Set task | Scan the lines below for the string "message" and report how many lines contain it, giving only the number.

[Collected data entries]
• • • • •

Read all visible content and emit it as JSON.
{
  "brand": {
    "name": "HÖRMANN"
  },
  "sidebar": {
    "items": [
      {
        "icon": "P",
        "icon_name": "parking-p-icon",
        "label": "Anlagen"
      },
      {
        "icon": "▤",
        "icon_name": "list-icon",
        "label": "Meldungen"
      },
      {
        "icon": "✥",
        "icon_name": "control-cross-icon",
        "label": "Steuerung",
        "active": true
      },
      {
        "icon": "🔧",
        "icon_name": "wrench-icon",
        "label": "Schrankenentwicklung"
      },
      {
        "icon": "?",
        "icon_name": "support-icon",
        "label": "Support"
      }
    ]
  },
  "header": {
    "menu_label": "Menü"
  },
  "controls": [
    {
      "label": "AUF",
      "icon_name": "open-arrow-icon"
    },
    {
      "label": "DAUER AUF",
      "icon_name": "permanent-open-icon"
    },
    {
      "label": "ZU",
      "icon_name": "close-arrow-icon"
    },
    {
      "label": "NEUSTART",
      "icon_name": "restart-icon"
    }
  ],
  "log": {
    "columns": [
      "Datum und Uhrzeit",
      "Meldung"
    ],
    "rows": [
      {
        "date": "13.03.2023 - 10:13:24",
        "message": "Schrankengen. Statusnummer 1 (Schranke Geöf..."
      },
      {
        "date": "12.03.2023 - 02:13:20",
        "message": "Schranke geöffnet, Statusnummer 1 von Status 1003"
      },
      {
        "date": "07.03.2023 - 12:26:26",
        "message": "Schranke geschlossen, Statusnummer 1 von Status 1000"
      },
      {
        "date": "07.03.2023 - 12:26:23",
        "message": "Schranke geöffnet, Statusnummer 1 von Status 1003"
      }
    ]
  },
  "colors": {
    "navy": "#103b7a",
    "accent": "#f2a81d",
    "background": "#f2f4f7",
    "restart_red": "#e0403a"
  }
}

• • • • •

Answer to the task | 4